- EXERCISE DESCRIPTION: Print the entire listing. Each line must match the original exactly.

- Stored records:
+++

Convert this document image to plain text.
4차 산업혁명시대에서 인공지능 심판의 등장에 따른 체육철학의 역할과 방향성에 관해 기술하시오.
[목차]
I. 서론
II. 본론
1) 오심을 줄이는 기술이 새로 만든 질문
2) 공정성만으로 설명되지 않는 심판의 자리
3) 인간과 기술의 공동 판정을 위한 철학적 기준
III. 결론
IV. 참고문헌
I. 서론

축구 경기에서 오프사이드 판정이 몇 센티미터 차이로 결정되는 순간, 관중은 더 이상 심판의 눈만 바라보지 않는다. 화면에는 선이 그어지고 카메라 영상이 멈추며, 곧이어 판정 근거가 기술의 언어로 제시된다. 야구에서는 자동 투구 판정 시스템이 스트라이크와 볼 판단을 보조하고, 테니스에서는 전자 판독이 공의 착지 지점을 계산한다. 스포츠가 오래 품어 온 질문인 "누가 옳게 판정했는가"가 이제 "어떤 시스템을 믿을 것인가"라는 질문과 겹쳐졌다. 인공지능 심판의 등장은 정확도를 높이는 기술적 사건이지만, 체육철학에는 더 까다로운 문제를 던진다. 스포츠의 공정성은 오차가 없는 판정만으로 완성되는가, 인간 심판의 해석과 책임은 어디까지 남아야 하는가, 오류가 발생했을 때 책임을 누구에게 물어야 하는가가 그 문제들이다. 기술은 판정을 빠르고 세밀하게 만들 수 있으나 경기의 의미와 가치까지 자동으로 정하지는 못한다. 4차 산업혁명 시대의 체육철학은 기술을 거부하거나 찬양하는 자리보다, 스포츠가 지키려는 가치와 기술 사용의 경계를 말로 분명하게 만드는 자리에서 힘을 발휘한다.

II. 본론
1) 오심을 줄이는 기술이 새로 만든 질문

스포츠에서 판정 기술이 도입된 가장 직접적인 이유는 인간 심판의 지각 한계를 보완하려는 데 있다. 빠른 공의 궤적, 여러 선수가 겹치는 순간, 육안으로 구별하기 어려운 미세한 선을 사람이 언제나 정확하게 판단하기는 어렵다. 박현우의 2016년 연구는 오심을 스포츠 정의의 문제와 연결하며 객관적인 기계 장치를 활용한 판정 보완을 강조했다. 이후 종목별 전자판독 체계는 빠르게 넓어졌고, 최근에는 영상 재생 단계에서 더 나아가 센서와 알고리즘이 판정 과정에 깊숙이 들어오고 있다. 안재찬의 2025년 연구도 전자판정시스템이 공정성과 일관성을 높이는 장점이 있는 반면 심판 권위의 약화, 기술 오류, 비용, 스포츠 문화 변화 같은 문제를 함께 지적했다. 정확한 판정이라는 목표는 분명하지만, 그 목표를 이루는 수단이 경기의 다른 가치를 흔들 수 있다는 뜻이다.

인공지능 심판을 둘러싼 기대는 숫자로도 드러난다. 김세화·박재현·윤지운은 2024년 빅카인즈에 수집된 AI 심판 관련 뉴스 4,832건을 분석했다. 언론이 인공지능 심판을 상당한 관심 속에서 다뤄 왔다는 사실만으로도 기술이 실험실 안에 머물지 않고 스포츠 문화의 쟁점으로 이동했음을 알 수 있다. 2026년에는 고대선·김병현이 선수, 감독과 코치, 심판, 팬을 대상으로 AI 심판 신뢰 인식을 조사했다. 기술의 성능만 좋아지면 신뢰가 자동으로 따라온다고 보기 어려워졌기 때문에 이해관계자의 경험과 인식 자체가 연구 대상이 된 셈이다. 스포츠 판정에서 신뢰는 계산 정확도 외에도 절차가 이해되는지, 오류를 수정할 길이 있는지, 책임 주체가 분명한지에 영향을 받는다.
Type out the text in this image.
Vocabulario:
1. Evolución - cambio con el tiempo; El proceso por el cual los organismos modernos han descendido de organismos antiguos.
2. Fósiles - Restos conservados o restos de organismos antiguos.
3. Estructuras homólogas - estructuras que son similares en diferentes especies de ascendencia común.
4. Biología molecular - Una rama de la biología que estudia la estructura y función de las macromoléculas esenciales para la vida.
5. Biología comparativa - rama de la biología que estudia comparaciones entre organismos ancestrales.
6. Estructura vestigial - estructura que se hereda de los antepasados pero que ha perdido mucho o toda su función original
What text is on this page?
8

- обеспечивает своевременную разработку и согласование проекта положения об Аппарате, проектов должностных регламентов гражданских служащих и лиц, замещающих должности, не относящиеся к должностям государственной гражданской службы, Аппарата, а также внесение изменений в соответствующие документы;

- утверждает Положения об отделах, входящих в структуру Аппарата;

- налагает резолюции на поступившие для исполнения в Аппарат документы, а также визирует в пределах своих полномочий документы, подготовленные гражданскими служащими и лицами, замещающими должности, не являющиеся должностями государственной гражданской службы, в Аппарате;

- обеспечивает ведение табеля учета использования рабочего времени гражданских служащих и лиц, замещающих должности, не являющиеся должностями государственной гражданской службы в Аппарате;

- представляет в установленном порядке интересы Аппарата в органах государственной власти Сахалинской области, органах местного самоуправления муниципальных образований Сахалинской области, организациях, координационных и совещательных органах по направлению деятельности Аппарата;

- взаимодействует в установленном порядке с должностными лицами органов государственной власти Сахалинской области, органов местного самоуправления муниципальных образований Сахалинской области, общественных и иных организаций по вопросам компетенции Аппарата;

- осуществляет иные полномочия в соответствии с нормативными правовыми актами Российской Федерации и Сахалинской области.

+++

- RESPONSE BELOW:
Convert this document image to plain text.
4차 산업혁명시대에서 인공지능 심판의 등장에 따른 체육철학의 역할과 방향성에 관해 기술하시오.
[목차]
I. 서론
II. 본론
1) 오심을 줄이는 기술이 새로 만든 질문
2) 공정성만으로 설명되지 않는 심판의 자리
3) 인간과 기술의 공동 판정을 위한 철학적 기준
III. 결론
IV. 참고문헌
I. 서론

축구 경기에서 오프사이드 판정이 몇 센티미터 차이로 결정되는 순간, 관중은 더 이상 심판의 눈만 바라보지 않는다. 화면에는 선이 그어지고 카메라 영상이 멈추며, 곧이어 판정 근거가 기술의 언어로 제시된다. 야구에서는 자동 투구 판정 시스템이 스트라이크와 볼 판단을 보조하고, 테니스에서는 전자 판독이 공의 착지 지점을 계산한다. 스포츠가 오래 품어 온 질문인 "누가 옳게 판정했는가"가 이제 "어떤 시스템을 믿을 것인가"라는 질문과 겹쳐졌다. 인공지능 심판의 등장은 정확도를 높이는 기술적 사건이지만, 체육철학에는 더 까다로운 문제를 던진다. 스포츠의 공정성은 오차가 없는 판정만으로 완성되는가, 인간 심판의 해석과 책임은 어디까지 남아야 하는가, 오류가 발생했을 때 책임을 누구에게 물어야 하는가가 그 문제들이다. 기술은 판정을 빠르고 세밀하게 만들 수 있으나 경기의 의미와 가치까지 자동으로 정하지는 못한다. 4차 산업혁명 시대의 체육철학은 기술을 거부하거나 찬양하는 자리보다, 스포츠가 지키려는 가치와 기술 사용의 경계를 말로 분명하게 만드는 자리에서 힘을 발휘한다.

II. 본론
1) 오심을 줄이는 기술이 새로 만든 질문

스포츠에서 판정 기술이 도입된 가장 직접적인 이유는 인간 심판의 지각 한계를 보완하려는 데 있다. 빠른 공의 궤적, 여러 선수가 겹치는 순간, 육안으로 구별하기 어려운 미세한 선을 사람이 언제나 정확하게 판단하기는 어렵다. 박현우의 2016년 연구는 오심을 스포츠 정의의 문제와 연결하며 객관적인 기계 장치를 활용한 판정 보완을 강조했다. 이후 종목별 전자판독 체계는 빠르게 넓어졌고, 최근에는 영상 재생 단계에서 더 나아가 센서와 알고리즘이 판정 과정에 깊숙이 들어오고 있다. 안재찬의 2025년 연구도 전자판정시스템이 공정성과 일관성을 높이는 장점이 있는 반면 심판 권위의 약화, 기술 오류, 비용, 스포츠 문화 변화 같은 문제를 함께 지적했다. 정확한 판정이라는 목표는 분명하지만, 그 목표를 이루는 수단이 경기의 다른 가치를 흔들 수 있다는 뜻이다.

인공지능 심판을 둘러싼 기대는 숫자로도 드러난다. 김세화·박재현·윤지운은 2024년 빅카인즈에 수집된 AI 심판 관련 뉴스 4,832건을 분석했다. 언론이 인공지능 심판을 상당한 관심 속에서 다뤄 왔다는 사실만으로도 기술이 실험실 안에 머물지 않고 스포츠 문화의 쟁점으로 이동했음을 알 수 있다. 2026년에는 고대선·김병현이 선수, 감독과 코치, 심판, 팬을 대상으로 AI 심판 신뢰 인식을 조사했다. 기술의 성능만 좋아지면 신뢰가 자동으로 따라온다고 보기 어려워졌기 때문에 이해관계자의 경험과 인식 자체가 연구 대상이 된 셈이다. 스포츠 판정에서 신뢰는 계산 정확도 외에도 절차가 이해되는지, 오류를 수정할 길이 있는지, 책임 주체가 분명한지에 영향을 받는다.
Type out the text in this image.
Vocabulario:
1. Evolución - cambio con el tiempo; El proceso por el cual los organismos modernos han descendido de organismos antiguos.
2. Fósiles - Restos conservados o restos de organismos antiguos.
3. Estructuras homólogas - estructuras que son similares en diferentes especies de ascendencia común.
4. Biología molecular - Una rama de la biología que estudia la estructura y función de las macromoléculas esenciales para la vida.
5. Biología comparativa - rama de la biología que estudia comparaciones entre organismos ancestrales.
6. Estructura vestigial - estructura que se hereda de los antepasados pero que ha perdido mucho o toda su función original
What text is on this page?
8

- обеспечивает своевременную разработку и согласование проекта положения об Аппарате, проектов должностных регламентов гражданских служащих и лиц, замещающих должности, не относящиеся к должностям государственной гражданской службы, Аппарата, а также внесение изменений в соответствующие документы;

- утверждает Положения об отделах, входящих в структуру Аппарата;

- налагает резолюции на поступившие для исполнения в Аппарат документы, а также визирует в пределах своих полномочий документы, подготовленные гражданскими служащими и лицами, замещающими должности, не являющиеся должностями государственной гражданской службы, в Аппарате;

- обеспечивает ведение табеля учета использования рабочего времени гражданских служащих и лиц, замещающих должности, не являющиеся должностями государственной гражданской службы в Аппарате;

- представляет в установленном порядке интересы Аппарата в органах государственной власти Сахалинской области, органах местного самоуправления муниципальных образований Сахалинской области, организациях, координационных и совещательных органах по направлению деятельности Аппарата;

- взаимодействует в установленном порядке с должностными лицами органов государственной власти Сахалинской области, органов местного самоуправления муниципальных образований Сахалинской области, общественных и иных организаций по вопросам компетенции Аппарата;

- осуществляет иные полномочия в соответствии с нормативными правовыми актами Российской Федерации и Сахалинской области.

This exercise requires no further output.